— begin Material supplied —

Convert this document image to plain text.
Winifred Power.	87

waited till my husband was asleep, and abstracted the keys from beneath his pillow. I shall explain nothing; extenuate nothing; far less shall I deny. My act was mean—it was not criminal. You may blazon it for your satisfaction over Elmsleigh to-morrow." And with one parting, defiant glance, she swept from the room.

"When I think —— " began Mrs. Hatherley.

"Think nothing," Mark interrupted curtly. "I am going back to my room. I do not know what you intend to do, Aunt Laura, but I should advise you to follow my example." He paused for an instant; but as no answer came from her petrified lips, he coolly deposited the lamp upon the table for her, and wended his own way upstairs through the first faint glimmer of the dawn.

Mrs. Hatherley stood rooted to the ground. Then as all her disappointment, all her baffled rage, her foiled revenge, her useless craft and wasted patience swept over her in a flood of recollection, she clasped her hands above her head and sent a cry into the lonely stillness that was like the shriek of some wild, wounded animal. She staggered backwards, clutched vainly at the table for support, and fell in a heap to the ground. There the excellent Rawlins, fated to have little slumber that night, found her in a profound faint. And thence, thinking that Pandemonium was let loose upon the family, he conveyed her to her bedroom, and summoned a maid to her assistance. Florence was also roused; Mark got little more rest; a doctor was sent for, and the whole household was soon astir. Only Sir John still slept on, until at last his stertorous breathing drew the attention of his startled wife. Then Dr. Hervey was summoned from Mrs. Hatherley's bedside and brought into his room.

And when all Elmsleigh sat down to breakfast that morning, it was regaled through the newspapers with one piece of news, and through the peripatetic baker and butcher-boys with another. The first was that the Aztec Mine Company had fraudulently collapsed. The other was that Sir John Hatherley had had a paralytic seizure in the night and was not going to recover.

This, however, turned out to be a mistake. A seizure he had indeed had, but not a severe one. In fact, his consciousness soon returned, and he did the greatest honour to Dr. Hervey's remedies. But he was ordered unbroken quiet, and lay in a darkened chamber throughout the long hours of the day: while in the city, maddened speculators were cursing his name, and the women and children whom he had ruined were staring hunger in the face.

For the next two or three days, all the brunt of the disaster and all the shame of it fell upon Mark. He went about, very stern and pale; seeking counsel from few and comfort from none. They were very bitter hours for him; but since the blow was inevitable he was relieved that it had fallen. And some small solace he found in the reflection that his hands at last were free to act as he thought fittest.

— end Material supplied —

> _Written task_: Output all of the data again, exactly.

> _The answer_:
Convert this document image to plain text.
Winifred Power.	87

waited till my husband was asleep, and abstracted the keys from beneath his pillow. I shall explain nothing; extenuate nothing; far less shall I deny. My act was mean—it was not criminal. You may blazon it for your satisfaction over Elmsleigh to-morrow." And with one parting, defiant glance, she swept from the room.

"When I think —— " began Mrs. Hatherley.

"Think nothing," Mark interrupted curtly. "I am going back to my room. I do not know what you intend to do, Aunt Laura, but I should advise you to follow my example." He paused for an instant; but as no answer came from her petrified lips, he coolly deposited the lamp upon the table for her, and wended his own way upstairs through the first faint glimmer of the dawn.

Mrs. Hatherley stood rooted to the ground. Then as all her disappointment, all her baffled rage, her foiled revenge, her useless craft and wasted patience swept over her in a flood of recollection, she clasped her hands above her head and sent a cry into the lonely stillness that was like the shriek of some wild, wounded animal. She staggered backwards, clutched vainly at the table for support, and fell in a heap to the ground. There the excellent Rawlins, fated to have little slumber that night, found her in a profound faint. And thence, thinking that Pandemonium was let loose upon the family, he conveyed her to her bedroom, and summoned a maid to her assistance. Florence was also roused; Mark got little more rest; a doctor was sent for, and the whole household was soon astir. Only Sir John still slept on, until at last his stertorous breathing drew the attention of his startled wife. Then Dr. Hervey was summoned from Mrs. Hatherley's bedside and brought into his room.

And when all Elmsleigh sat down to breakfast that morning, it was regaled through the newspapers with one piece of news, and through the peripatetic baker and butcher-boys with another. The first was that the Aztec Mine Company had fraudulently collapsed. The other was that Sir John Hatherley had had a paralytic seizure in the night and was not going to recover.

This, however, turned out to be a mistake. A seizure he had indeed had, but not a severe one. In fact, his consciousness soon returned, and he did the greatest honour to Dr. Hervey's remedies. But he was ordered unbroken quiet, and lay in a darkened chamber throughout the long hours of the day: while in the city, maddened speculators were cursing his name, and the women and children whom he had ruined were staring hunger in the face.

For the next two or three days, all the brunt of the disaster and all the shame of it fell upon Mark. He went about, very stern and pale; seeking counsel from few and comfort from none. They were very bitter hours for him; but since the blow was inevitable he was relieved that it had fallen. And some small solace he found in the reflection that his hands at last were free to act as he thought fittest.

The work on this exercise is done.